Task statement:
Copy out the material without changes, starting with its first line and going on through the line that contains "- card-item[interactable]: Activity". Include both of those lines.

Supplied material:
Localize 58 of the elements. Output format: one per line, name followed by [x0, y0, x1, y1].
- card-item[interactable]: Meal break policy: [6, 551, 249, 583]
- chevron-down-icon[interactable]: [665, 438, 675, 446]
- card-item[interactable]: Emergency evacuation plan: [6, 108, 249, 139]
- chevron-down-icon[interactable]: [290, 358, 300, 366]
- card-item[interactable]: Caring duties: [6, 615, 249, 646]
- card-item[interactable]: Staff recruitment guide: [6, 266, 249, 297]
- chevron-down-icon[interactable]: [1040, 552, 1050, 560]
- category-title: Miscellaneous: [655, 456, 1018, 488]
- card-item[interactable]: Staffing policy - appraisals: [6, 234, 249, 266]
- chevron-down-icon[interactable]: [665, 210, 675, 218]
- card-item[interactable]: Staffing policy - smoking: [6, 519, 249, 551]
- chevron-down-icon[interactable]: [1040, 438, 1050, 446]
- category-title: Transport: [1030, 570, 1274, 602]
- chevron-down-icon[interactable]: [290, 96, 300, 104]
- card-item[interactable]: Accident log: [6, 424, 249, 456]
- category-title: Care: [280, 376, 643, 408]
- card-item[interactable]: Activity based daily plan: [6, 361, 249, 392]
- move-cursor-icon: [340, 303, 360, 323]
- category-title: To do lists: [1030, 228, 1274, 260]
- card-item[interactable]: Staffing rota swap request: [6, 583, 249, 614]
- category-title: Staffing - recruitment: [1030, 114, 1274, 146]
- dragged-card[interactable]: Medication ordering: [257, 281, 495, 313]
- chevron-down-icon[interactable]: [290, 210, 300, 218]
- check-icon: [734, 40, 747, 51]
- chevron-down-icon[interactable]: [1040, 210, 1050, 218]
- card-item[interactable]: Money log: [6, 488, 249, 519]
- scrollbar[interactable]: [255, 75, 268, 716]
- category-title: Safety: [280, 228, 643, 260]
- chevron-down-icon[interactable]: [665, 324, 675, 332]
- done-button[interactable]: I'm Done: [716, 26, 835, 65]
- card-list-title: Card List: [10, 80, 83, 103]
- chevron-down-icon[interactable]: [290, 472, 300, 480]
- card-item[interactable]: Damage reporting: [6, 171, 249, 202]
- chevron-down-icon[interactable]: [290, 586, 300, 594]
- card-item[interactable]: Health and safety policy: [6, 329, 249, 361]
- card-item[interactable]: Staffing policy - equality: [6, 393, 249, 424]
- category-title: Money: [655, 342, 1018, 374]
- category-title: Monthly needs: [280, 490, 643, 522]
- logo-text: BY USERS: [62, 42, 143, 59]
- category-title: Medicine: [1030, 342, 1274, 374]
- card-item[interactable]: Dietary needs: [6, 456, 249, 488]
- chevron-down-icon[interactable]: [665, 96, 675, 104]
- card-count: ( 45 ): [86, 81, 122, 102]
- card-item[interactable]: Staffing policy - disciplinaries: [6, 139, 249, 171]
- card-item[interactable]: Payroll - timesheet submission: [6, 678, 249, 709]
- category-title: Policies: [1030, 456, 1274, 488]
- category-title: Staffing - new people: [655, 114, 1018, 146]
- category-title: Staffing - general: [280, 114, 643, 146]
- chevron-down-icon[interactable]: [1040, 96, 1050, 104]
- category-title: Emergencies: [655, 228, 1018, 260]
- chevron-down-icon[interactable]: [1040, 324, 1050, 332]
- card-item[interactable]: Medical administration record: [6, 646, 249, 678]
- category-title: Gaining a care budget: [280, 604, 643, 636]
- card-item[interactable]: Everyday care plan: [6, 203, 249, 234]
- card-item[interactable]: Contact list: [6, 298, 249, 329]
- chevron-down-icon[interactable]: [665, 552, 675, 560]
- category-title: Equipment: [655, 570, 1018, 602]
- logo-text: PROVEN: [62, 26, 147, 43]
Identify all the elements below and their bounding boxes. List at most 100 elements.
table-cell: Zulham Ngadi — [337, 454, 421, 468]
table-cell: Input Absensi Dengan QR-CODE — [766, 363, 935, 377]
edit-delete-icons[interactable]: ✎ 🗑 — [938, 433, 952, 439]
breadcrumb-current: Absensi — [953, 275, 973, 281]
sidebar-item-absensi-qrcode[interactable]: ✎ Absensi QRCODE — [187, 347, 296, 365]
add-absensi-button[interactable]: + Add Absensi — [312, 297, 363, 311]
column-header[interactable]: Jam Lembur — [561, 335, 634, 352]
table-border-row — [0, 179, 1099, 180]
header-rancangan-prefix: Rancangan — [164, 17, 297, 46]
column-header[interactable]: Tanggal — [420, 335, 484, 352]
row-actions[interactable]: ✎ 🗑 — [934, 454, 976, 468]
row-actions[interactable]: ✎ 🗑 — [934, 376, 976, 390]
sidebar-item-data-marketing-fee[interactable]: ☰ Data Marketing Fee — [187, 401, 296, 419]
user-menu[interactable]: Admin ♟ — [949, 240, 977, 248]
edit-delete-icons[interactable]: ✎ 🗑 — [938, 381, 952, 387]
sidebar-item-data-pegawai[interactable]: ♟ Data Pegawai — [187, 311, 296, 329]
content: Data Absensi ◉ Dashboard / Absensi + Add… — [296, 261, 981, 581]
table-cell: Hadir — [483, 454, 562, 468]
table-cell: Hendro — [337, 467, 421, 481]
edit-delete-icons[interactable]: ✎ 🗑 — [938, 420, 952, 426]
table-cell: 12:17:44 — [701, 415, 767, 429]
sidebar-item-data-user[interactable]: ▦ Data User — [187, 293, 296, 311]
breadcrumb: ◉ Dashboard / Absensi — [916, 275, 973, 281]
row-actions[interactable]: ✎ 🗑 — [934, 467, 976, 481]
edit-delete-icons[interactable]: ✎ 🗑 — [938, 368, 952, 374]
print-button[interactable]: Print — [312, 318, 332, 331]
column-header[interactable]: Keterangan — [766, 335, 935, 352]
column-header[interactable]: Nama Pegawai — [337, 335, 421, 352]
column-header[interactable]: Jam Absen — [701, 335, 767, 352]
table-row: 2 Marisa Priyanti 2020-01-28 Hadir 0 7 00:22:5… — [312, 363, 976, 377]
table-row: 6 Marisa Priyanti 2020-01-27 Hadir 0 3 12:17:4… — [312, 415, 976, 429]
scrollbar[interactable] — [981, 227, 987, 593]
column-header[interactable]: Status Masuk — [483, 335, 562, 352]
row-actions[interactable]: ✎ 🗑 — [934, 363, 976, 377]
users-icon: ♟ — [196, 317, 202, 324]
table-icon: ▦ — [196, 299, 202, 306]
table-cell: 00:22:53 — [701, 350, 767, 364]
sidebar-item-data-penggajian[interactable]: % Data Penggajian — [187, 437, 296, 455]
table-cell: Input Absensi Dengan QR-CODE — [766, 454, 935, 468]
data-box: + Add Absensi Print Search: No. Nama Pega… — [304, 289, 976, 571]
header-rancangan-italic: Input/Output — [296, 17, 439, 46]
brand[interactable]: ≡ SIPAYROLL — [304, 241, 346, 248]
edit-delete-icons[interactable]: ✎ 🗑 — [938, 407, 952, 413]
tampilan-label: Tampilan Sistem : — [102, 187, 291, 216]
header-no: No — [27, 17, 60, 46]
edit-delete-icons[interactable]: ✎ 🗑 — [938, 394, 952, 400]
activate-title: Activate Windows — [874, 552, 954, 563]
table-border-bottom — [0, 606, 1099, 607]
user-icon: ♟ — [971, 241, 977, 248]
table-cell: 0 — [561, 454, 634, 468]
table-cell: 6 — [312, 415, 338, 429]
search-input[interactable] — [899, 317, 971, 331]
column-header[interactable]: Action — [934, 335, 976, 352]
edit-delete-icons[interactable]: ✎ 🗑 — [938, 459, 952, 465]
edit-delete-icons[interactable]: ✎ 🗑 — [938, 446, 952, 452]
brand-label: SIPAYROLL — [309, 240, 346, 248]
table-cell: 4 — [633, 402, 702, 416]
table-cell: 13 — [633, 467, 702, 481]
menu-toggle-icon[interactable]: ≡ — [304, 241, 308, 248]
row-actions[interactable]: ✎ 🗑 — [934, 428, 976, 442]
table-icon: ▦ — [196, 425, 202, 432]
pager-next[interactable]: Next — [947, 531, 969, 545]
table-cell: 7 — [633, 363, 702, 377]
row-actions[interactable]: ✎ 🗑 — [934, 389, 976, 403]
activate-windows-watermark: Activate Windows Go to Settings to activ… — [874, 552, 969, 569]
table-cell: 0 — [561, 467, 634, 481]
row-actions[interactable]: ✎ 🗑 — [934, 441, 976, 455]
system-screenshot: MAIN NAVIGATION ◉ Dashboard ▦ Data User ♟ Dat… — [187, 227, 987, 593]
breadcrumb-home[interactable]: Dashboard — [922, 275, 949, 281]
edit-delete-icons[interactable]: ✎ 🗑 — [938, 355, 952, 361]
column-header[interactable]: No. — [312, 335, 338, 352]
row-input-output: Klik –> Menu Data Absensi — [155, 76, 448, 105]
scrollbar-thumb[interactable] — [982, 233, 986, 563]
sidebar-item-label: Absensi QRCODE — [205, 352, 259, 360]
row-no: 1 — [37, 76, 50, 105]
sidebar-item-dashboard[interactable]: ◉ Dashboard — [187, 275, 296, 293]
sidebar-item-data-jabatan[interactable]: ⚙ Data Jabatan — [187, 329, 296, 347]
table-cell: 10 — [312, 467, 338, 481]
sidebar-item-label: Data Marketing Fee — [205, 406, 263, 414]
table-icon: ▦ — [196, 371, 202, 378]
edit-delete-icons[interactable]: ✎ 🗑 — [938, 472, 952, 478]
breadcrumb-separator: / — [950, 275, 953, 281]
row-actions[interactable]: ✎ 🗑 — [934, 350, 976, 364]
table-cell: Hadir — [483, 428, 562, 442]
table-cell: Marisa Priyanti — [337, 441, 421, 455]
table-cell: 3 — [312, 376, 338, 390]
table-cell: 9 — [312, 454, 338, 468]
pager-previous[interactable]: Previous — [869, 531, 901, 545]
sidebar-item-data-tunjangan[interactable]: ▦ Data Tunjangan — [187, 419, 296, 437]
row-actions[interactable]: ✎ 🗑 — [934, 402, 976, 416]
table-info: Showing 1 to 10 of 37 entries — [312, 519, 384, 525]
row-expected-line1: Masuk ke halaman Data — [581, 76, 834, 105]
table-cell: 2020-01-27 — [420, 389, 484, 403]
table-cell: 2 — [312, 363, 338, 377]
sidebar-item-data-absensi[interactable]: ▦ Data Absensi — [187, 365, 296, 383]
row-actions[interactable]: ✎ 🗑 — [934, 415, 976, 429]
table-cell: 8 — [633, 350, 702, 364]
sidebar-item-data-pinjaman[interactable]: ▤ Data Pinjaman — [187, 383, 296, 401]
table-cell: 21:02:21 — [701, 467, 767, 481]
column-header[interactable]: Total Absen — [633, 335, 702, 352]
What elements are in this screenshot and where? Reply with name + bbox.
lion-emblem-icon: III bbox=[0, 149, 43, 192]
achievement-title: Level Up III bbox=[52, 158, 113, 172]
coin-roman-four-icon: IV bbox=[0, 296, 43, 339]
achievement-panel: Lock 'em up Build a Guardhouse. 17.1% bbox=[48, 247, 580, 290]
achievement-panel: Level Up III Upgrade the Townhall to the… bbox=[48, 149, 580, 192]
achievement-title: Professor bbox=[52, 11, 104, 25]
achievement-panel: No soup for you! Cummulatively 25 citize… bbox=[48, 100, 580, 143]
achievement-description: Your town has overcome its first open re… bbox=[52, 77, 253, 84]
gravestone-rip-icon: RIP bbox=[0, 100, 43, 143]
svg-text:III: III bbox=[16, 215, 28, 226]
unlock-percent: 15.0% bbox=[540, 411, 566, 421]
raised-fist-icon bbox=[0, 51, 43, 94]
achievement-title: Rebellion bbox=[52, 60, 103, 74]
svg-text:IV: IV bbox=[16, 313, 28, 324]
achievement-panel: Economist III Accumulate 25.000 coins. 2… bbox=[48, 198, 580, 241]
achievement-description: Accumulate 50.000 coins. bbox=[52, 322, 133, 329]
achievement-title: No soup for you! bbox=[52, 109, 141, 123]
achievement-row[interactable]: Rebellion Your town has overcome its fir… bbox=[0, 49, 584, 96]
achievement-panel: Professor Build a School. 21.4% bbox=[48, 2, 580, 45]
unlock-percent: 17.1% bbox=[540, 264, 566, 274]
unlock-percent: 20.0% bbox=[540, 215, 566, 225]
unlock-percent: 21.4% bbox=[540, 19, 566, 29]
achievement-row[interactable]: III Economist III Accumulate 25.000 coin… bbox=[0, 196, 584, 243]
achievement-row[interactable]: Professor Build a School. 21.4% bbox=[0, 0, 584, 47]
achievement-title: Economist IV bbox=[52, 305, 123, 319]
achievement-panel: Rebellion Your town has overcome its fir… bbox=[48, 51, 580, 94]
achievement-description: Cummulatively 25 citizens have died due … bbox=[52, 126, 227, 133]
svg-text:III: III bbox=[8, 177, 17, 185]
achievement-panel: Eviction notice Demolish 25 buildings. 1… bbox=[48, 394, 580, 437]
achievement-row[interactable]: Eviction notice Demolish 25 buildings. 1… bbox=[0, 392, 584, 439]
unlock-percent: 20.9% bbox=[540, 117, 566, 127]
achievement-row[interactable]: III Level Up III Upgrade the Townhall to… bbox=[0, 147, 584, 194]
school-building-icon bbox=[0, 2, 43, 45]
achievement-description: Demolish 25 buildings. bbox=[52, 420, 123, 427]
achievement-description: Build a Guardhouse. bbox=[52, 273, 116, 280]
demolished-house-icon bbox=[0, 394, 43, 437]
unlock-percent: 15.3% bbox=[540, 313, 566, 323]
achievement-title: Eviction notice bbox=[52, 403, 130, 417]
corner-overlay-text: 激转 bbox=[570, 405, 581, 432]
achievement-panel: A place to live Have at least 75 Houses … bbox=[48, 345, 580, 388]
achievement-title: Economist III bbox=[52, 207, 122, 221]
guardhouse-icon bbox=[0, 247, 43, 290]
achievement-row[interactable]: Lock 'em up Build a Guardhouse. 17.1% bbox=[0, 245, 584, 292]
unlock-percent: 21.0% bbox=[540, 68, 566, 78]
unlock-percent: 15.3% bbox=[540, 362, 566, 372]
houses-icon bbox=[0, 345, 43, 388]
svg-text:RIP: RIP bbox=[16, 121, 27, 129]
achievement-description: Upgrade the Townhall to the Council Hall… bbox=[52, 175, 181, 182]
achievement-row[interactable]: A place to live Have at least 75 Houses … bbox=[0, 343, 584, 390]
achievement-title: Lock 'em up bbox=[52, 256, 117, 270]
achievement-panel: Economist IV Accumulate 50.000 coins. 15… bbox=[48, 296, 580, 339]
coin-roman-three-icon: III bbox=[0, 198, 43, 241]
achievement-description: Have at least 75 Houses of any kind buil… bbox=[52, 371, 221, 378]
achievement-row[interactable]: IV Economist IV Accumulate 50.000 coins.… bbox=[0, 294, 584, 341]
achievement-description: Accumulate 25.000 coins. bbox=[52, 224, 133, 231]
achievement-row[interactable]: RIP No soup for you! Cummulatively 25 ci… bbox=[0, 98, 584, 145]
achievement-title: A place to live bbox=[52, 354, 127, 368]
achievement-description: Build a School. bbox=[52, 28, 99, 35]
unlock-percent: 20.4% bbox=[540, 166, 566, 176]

Written solution:
Localize 58 of the elements. Output format: one per line, name followed by [x0, y0, x1, y1].
- card-item[interactable]: Meal break policy: [6, 551, 249, 583]
- chevron-down-icon[interactable]: [665, 438, 675, 446]
- card-item[interactable]: Emergency evacuation plan: [6, 108, 249, 139]
- chevron-down-icon[interactable]: [290, 358, 300, 366]
- card-item[interactable]: Caring duties: [6, 615, 249, 646]
- card-item[interactable]: Staff recruitment guide: [6, 266, 249, 297]
- chevron-down-icon[interactable]: [1040, 552, 1050, 560]
- category-title: Miscellaneous: [655, 456, 1018, 488]
- card-item[interactable]: Staffing policy - appraisals: [6, 234, 249, 266]
- chevron-down-icon[interactable]: [665, 210, 675, 218]
- card-item[interactable]: Staffing policy - smoking: [6, 519, 249, 551]
- chevron-down-icon[interactable]: [1040, 438, 1050, 446]
- category-title: Transport: [1030, 570, 1274, 602]
- chevron-down-icon[interactable]: [290, 96, 300, 104]
- card-item[interactable]: Accident log: [6, 424, 249, 456]
- category-title: Care: [280, 376, 643, 408]
- card-item[interactable]: Activity based daily plan: [6, 361, 249, 392]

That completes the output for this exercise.